TO DO: Count how many lines include "Glasgow" and answer with that number only.

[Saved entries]
>>>>>

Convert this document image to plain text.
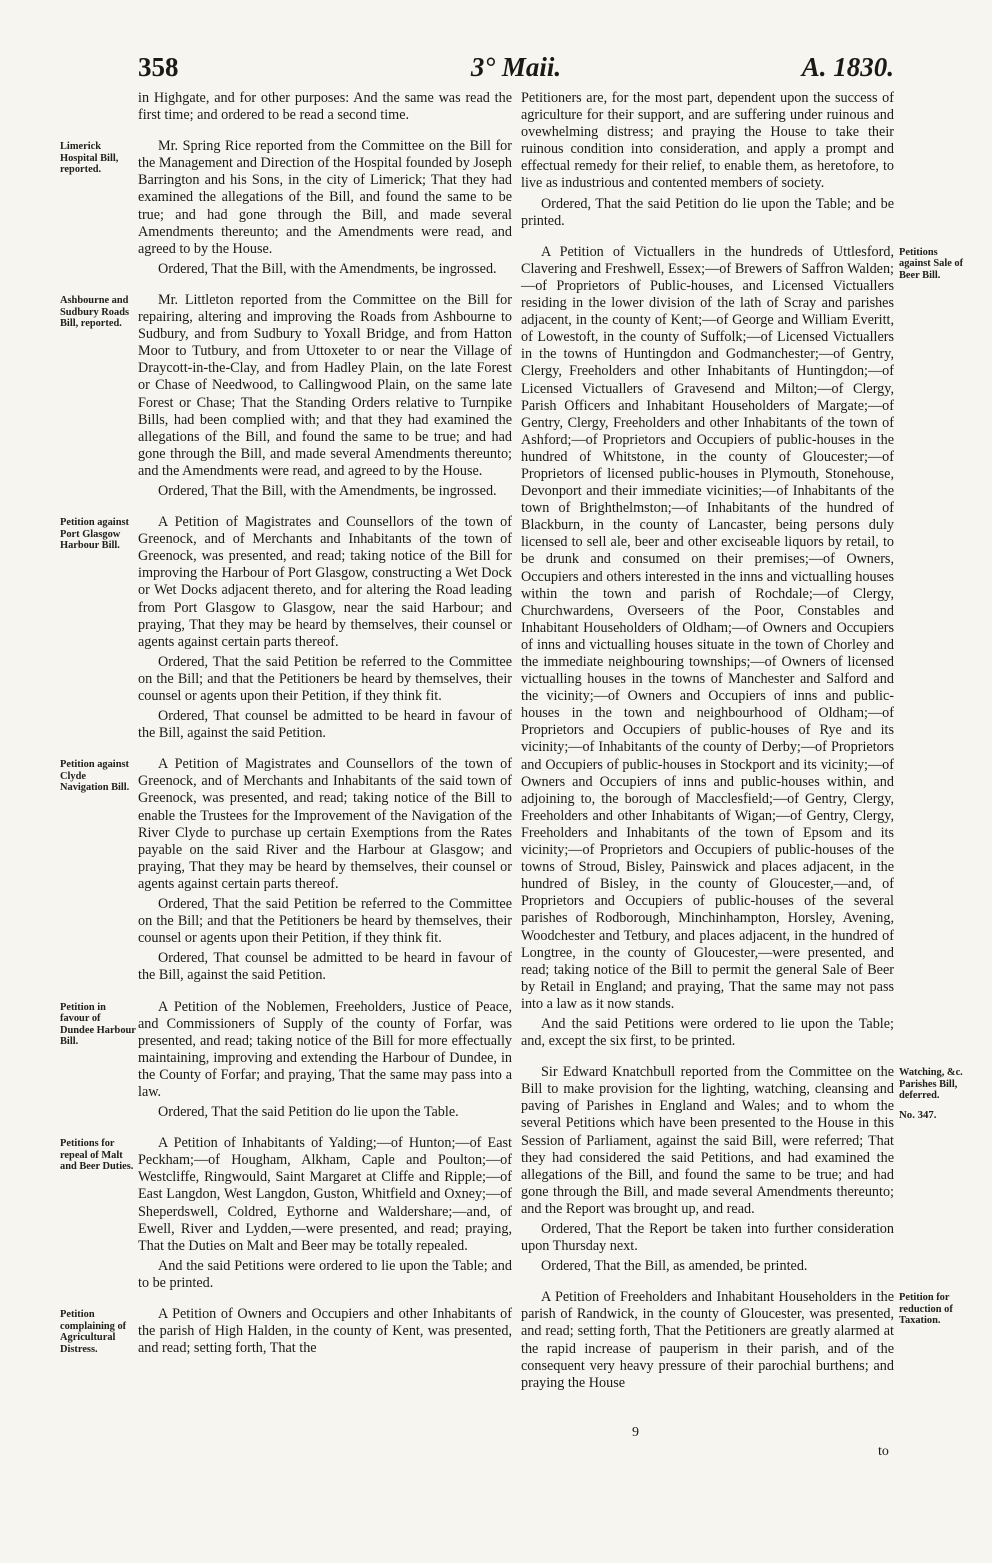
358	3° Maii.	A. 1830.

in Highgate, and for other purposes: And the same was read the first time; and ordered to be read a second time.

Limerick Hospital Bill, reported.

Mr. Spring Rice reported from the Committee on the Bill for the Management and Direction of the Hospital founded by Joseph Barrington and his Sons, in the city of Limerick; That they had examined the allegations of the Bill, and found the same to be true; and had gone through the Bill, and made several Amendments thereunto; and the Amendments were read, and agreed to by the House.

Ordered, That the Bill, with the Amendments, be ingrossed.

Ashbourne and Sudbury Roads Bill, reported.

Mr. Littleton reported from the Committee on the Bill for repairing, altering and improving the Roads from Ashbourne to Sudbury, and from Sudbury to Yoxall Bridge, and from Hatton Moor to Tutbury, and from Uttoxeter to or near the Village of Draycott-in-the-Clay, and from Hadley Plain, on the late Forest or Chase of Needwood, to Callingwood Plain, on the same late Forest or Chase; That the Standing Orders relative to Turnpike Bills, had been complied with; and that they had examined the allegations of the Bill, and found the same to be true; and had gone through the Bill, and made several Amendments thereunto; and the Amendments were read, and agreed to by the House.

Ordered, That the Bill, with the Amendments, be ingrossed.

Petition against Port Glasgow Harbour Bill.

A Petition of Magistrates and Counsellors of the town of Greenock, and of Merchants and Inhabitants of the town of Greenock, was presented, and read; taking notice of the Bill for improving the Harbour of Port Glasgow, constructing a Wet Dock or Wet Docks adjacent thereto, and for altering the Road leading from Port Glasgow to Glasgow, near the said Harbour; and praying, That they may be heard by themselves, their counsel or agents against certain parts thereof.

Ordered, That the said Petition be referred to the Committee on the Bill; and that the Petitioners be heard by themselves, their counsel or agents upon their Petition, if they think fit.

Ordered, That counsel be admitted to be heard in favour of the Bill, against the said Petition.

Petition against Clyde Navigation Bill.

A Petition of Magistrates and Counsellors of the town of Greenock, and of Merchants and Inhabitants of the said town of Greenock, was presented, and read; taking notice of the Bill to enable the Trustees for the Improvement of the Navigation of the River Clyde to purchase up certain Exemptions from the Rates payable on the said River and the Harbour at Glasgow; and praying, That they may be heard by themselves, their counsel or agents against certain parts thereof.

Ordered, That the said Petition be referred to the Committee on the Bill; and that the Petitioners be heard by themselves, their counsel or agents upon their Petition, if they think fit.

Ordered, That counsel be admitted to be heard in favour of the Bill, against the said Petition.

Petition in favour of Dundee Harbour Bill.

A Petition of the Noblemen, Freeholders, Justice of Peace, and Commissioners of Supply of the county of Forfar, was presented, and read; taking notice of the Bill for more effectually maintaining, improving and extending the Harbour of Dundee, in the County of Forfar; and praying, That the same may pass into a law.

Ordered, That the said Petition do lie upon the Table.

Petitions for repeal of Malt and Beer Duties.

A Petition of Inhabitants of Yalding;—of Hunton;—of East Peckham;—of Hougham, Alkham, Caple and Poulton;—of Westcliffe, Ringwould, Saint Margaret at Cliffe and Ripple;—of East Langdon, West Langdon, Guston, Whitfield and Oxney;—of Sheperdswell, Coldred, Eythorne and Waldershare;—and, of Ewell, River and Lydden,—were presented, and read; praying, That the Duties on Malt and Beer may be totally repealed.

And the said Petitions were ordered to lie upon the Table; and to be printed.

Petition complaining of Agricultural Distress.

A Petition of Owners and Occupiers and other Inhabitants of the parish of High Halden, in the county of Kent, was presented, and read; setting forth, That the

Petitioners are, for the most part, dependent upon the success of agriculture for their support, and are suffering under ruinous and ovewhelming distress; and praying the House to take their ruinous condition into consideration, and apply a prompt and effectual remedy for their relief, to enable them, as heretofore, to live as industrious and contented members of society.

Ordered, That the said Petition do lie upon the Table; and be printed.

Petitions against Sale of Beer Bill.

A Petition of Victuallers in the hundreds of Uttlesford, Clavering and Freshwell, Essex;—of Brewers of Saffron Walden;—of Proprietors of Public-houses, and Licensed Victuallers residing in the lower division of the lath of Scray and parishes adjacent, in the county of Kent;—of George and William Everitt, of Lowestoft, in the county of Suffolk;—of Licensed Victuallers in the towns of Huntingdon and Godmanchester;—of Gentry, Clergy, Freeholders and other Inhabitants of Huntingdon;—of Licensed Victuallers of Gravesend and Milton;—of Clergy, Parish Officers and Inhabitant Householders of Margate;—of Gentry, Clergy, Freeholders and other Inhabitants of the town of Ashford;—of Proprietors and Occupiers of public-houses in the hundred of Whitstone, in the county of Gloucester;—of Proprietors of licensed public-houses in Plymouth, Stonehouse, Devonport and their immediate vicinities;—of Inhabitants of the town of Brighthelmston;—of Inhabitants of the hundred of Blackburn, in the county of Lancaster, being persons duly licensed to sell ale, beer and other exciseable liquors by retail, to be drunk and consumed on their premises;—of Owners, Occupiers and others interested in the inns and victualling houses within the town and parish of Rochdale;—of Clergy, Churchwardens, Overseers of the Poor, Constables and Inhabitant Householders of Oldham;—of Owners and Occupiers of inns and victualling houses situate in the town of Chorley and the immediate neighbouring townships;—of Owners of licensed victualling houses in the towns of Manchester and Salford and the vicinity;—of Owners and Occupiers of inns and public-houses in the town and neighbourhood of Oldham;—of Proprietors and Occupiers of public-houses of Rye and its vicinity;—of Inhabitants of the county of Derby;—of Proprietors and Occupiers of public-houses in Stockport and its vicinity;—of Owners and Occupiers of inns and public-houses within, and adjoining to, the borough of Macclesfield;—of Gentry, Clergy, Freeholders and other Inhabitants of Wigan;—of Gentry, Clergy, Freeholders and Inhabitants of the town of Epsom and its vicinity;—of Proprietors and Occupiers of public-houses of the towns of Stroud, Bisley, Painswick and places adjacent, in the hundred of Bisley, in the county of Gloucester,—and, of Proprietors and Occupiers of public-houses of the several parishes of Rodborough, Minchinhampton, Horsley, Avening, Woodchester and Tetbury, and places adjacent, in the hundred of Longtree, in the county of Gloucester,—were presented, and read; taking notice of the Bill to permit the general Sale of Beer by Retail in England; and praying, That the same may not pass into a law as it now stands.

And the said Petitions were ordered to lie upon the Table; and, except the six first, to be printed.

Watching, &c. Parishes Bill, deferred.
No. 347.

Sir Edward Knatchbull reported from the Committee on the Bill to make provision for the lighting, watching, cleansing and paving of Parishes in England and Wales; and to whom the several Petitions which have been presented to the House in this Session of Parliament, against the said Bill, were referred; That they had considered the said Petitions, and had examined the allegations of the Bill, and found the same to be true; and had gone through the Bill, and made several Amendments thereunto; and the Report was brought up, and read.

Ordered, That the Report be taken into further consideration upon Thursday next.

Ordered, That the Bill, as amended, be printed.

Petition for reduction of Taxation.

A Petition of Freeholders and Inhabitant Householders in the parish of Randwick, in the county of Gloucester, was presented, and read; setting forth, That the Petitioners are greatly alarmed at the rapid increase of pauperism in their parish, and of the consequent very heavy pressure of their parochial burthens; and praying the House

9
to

<<<<<

EXPECTED OUTPUT: 3